Problem: Copy nothing but the text: reproduce each line of the listing exactly and leave the pictures out.

***** Provided records *****

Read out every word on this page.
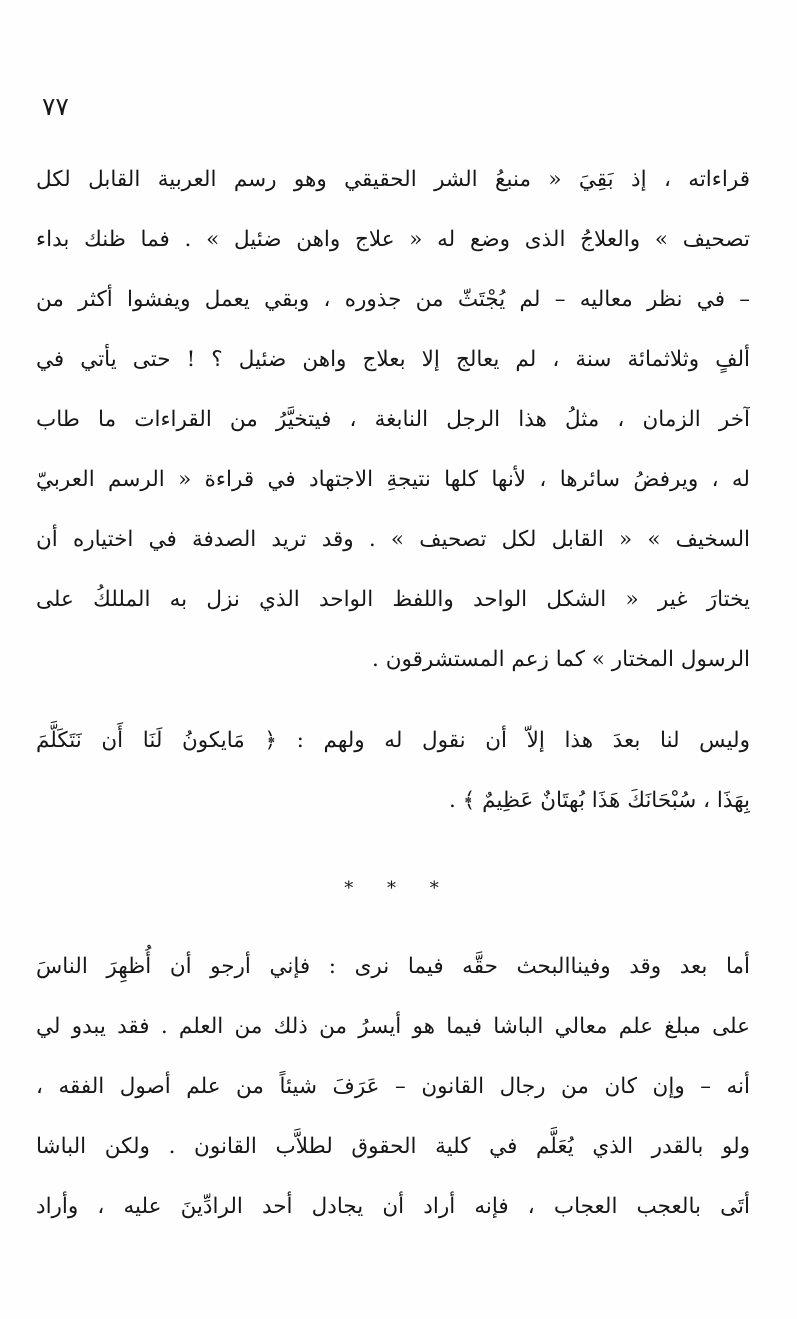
٧٧
قراءاته ، إذ بَقِيَ « منبعُ الشر الحقيقي وهو رسم العربية القابل لكل
تصحيف » والعلاجُ الذى وضع له « علاج واهن ضئيل » . فما ظنك بداء
– في نظر معاليه – لم يُجْتَثّ من جذوره ، وبقي يعمل ويفشوا أكثر من
ألفٍ وثلاثمائة سنة ، لم يعالج إلا بعلاج واهن ضئيل ؟ ! حتى يأتي في
آخر الزمان ، مثلُ هذا الرجل النابغة ، فيتخيَّرُ من القراءات ما طاب
له ، ويرفضُ سائرها ، لأنها كلها نتيجةِ الاجتهاد في قراءة « الرسم العربيّ
السخيف » « القابل لكل تصحيف » . وقد تريد الصدفة في اختياره أن
يختارَ غير « الشكل الواحد واللفظ الواحد الذي نزل به المللكُ على
الرسول المختار » كما زعم المستشرقون .
وليس لنا بعدَ هذا إلاّ أن نقول له ولهم : ﴿ مَايكونُ لَنَا أَن نَتَكَلَّمَ
بِهَذَا ، سُبْحَانَكَ هَذَا بُهتَانٌ عَظِيمٌ ﴾ .
* * *
أما بعد وقد وفيناالبحث حقَّه فيما نرى : فإني أرجو أن أُظهِرَ الناسَ
على مبلغ علم معالي الباشا فيما هو أيسرُ من ذلك من العلم . فقد يبدو لي
أنه – وإن كان من رجال القانون – عَرَفَ شيئاً من علم أصول الفقه ،
ولو بالقدر الذي يُعَلَّم في كلية الحقوق لطلاَّب القانون . ولكن الباشا
أتَى بالعجب العجاب ، فإنه أراد أن يجادل أحد الرادِّينَ عليه ، وأراد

*****

The reply:
Read out every word on this page.
٧٧
قراءاته ، إذ بَقِيَ « منبعُ الشر الحقيقي وهو رسم العربية القابل لكل
تصحيف » والعلاجُ الذى وضع له « علاج واهن ضئيل » . فما ظنك بداء
– في نظر معاليه – لم يُجْتَثّ من جذوره ، وبقي يعمل ويفشوا أكثر من
ألفٍ وثلاثمائة سنة ، لم يعالج إلا بعلاج واهن ضئيل ؟ ! حتى يأتي في
آخر الزمان ، مثلُ هذا الرجل النابغة ، فيتخيَّرُ من القراءات ما طاب
له ، ويرفضُ سائرها ، لأنها كلها نتيجةِ الاجتهاد في قراءة « الرسم العربيّ
السخيف » « القابل لكل تصحيف » . وقد تريد الصدفة في اختياره أن
يختارَ غير « الشكل الواحد واللفظ الواحد الذي نزل به المللكُ على
الرسول المختار » كما زعم المستشرقون .
وليس لنا بعدَ هذا إلاّ أن نقول له ولهم : ﴿ مَايكونُ لَنَا أَن نَتَكَلَّمَ
بِهَذَا ، سُبْحَانَكَ هَذَا بُهتَانٌ عَظِيمٌ ﴾ .
* * *
أما بعد وقد وفيناالبحث حقَّه فيما نرى : فإني أرجو أن أُظهِرَ الناسَ
على مبلغ علم معالي الباشا فيما هو أيسرُ من ذلك من العلم . فقد يبدو لي
أنه – وإن كان من رجال القانون – عَرَفَ شيئاً من علم أصول الفقه ،
ولو بالقدر الذي يُعَلَّم في كلية الحقوق لطلاَّب القانون . ولكن الباشا
أتَى بالعجب العجاب ، فإنه أراد أن يجادل أحد الرادِّينَ عليه ، وأراد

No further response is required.